§ **What to produce**: Write the material out again exactly as it stands.

§ **Entries provided**:
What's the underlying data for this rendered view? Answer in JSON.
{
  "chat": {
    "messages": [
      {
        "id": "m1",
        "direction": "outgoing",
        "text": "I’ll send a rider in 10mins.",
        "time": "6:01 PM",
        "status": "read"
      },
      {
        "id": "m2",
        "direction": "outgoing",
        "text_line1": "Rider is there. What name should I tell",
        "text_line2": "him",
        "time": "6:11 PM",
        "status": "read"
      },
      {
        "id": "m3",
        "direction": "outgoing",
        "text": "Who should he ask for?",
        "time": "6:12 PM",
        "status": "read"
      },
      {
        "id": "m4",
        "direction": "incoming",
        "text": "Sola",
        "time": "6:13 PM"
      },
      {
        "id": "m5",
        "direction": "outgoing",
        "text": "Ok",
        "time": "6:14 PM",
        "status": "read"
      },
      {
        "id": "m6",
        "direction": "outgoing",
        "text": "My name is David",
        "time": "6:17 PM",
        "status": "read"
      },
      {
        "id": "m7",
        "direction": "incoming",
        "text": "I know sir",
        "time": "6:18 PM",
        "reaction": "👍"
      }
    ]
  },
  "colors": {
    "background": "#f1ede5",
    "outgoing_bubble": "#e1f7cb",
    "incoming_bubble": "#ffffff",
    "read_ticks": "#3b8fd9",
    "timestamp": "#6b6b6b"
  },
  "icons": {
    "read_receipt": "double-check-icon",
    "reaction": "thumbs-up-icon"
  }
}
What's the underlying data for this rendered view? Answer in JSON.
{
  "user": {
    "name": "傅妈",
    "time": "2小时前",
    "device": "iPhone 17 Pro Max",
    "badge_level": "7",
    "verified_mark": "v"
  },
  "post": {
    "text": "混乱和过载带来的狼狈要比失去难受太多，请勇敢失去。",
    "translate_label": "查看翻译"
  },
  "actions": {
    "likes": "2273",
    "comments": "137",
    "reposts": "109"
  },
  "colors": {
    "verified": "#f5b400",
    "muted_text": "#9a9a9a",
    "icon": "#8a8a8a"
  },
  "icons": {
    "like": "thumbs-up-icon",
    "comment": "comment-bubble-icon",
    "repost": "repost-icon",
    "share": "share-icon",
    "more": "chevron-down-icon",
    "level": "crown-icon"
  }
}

§ **Result**:
What's the underlying data for this rendered view? Answer in JSON.
{
  "chat": {
    "messages": [
      {
        "id": "m1",
        "direction": "outgoing",
        "text": "I’ll send a rider in 10mins.",
        "time": "6:01 PM",
        "status": "read"
      },
      {
        "id": "m2",
        "direction": "outgoing",
        "text_line1": "Rider is there. What name should I tell",
        "text_line2": "him",
        "time": "6:11 PM",
        "status": "read"
      },
      {
        "id": "m3",
        "direction": "outgoing",
        "text": "Who should he ask for?",
        "time": "6:12 PM",
        "status": "read"
      },
      {
        "id": "m4",
        "direction": "incoming",
        "text": "Sola",
        "time": "6:13 PM"
      },
      {
        "id": "m5",
        "direction": "outgoing",
        "text": "Ok",
        "time": "6:14 PM",
        "status": "read"
      },
      {
        "id": "m6",
        "direction": "outgoing",
        "text": "My name is David",
        "time": "6:17 PM",
        "status": "read"
      },
      {
        "id": "m7",
        "direction": "incoming",
        "text": "I know sir",
        "time": "6:18 PM",
        "reaction": "👍"
      }
    ]
  },
  "colors": {
    "background": "#f1ede5",
    "outgoing_bubble": "#e1f7cb",
    "incoming_bubble": "#ffffff",
    "read_ticks": "#3b8fd9",
    "timestamp": "#6b6b6b"
  },
  "icons": {
    "read_receipt": "double-check-icon",
    "reaction": "thumbs-up-icon"
  }
}
What's the underlying data for this rendered view? Answer in JSON.
{
  "user": {
    "name": "傅妈",
    "time": "2小时前",
    "device": "iPhone 17 Pro Max",
    "badge_level": "7",
    "verified_mark": "v"
  },
  "post": {
    "text": "混乱和过载带来的狼狈要比失去难受太多，请勇敢失去。",
    "translate_label": "查看翻译"
  },
  "actions": {
    "likes": "2273",
    "comments": "137",
    "reposts": "109"
  },
  "colors": {
    "verified": "#f5b400",
    "muted_text": "#9a9a9a",
    "icon": "#8a8a8a"
  },
  "icons": {
    "like": "thumbs-up-icon",
    "comment": "comment-bubble-icon",
    "repost": "repost-icon",
    "share": "share-icon",
    "more": "chevron-down-icon",
    "level": "crown-icon"
  }
}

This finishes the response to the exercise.